■ What you should do
Work through the entries below and report how many lines include "Customize". The number alone is the answer.

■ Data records
^^^^^^^^^^^^^^^^

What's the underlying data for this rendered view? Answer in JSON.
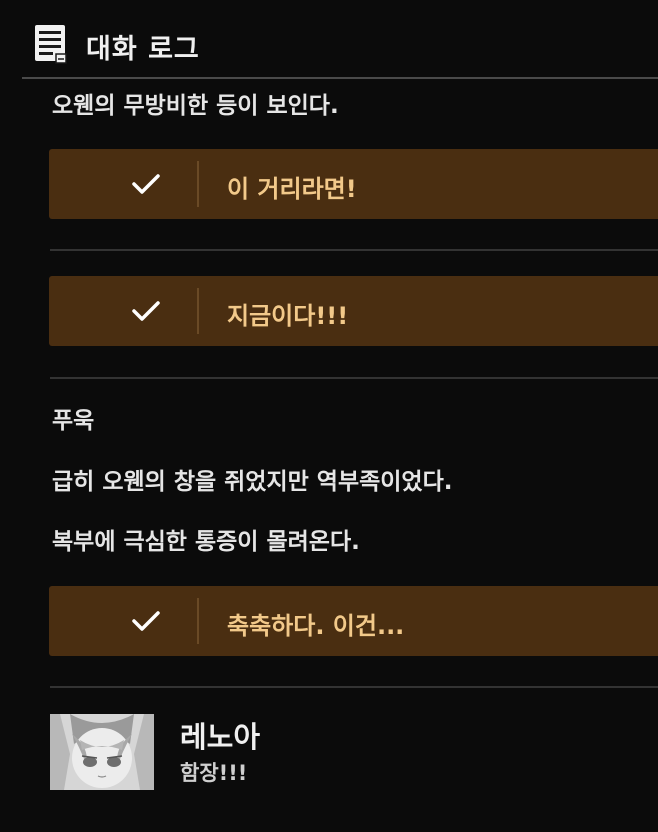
{
  "header": {
    "icon": "log-document-icon",
    "title": "대화 로그"
  },
  "log": {
    "line1": "오웬의 무방비한 등이 보인다.",
    "choice1": "이 거리라면!",
    "choice2": "지금이다!!!",
    "line2": "푸욱",
    "line3": "급히 오웬의 창을 쥐었지만 역부족이었다.",
    "line4": "복부에 극심한 통증이 몰려온다.",
    "choice3": "축축하다. 이건...",
    "speaker": {
      "name": "레노아",
      "line": "함장!!!",
      "portrait": "character-portrait"
    }
  },
  "colors": {
    "background": "#0b0b0b",
    "choice_bg": "#4a2e11",
    "choice_text": "#f2c98a",
    "check": "#ffffff"
  }
}
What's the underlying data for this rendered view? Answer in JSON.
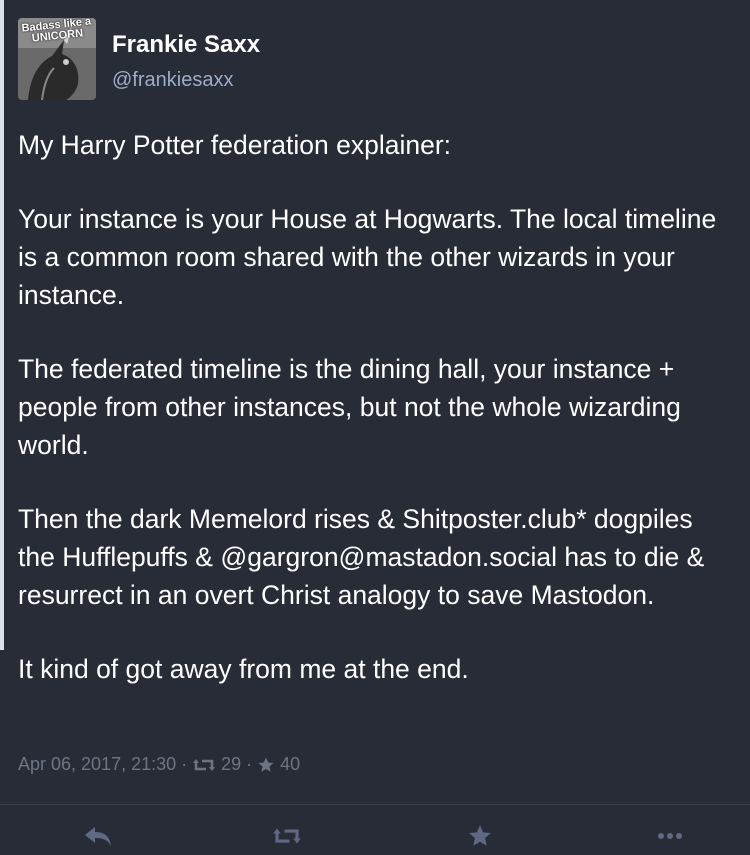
{
  "author": {
    "display_name": "Frankie Saxx",
    "handle": "@frankiesaxx",
    "avatar_caption_line1": "Badass like a",
    "avatar_caption_line2": "UNICORN"
  },
  "post": {
    "paragraphs": [
      "My Harry Potter federation explainer:",
      "Your instance is your House at Hogwarts. The local timeline is a common room shared with the other wizards in your instance.",
      "The federated timeline is the dining hall, your instance + people from other instances, but not the whole wizarding world.",
      "Then the dark Memelord rises & Shitposter.club* dogpiles the Hufflepuffs & @gargron@mastadon.social has to die & resurrect in an overt Christ analogy to save Mastodon.",
      "It kind of got away from me at the end."
    ]
  },
  "meta": {
    "timestamp": "Apr 06, 2017, 21:30",
    "separator": "·",
    "boost_count": "29",
    "favourite_count": "40"
  },
  "actions": {
    "reply_icon": "reply-icon",
    "boost_icon": "boost-icon",
    "favourite_icon": "star-icon",
    "more_icon": "more-icon"
  },
  "colors": {
    "background": "#282c37",
    "text": "#ffffff",
    "muted": "#6b7584",
    "handle": "#9baec8"
  }
}
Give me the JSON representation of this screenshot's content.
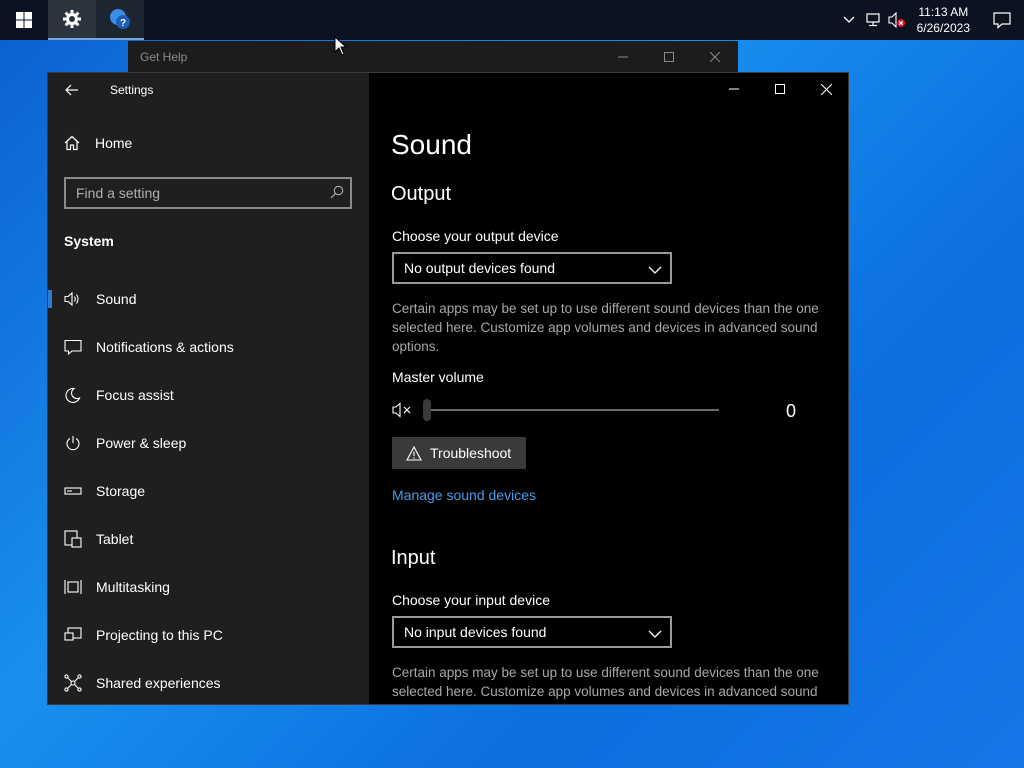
{
  "taskbar": {
    "clock_time": "11:13 AM",
    "clock_date": "6/26/2023"
  },
  "gethelp_window": {
    "title": "Get Help"
  },
  "settings": {
    "app_title": "Settings",
    "home_label": "Home",
    "search_placeholder": "Find a setting",
    "section_title": "System",
    "nav_items": [
      {
        "label": "Sound",
        "icon": "speaker-icon",
        "selected": true
      },
      {
        "label": "Notifications & actions",
        "icon": "notification-icon"
      },
      {
        "label": "Focus assist",
        "icon": "moon-icon"
      },
      {
        "label": "Power & sleep",
        "icon": "power-icon"
      },
      {
        "label": "Storage",
        "icon": "storage-icon"
      },
      {
        "label": "Tablet",
        "icon": "tablet-icon"
      },
      {
        "label": "Multitasking",
        "icon": "multitasking-icon"
      },
      {
        "label": "Projecting to this PC",
        "icon": "projecting-icon"
      },
      {
        "label": "Shared experiences",
        "icon": "shared-experiences-icon"
      }
    ]
  },
  "sound": {
    "page_title": "Sound",
    "output_heading": "Output",
    "output_device_label": "Choose your output device",
    "output_device_value": "No output devices found",
    "output_desc": "Certain apps may be set up to use different sound devices than the one selected here. Customize app volumes and devices in advanced sound options.",
    "master_volume_label": "Master volume",
    "master_volume_value": "0",
    "troubleshoot_label": "Troubleshoot",
    "manage_link": "Manage sound devices",
    "input_heading": "Input",
    "input_device_label": "Choose your input device",
    "input_device_value": "No input devices found",
    "input_desc": "Certain apps may be set up to use different sound devices than the one selected here. Customize app volumes and devices in advanced sound options."
  },
  "colors": {
    "accent": "#2a7ad6",
    "link": "#4a9be8",
    "sidebar_bg": "#1f1f1f",
    "content_bg": "#000000"
  }
}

^^^^^^^^^^^^^^^^

■ Answer for this exercise
2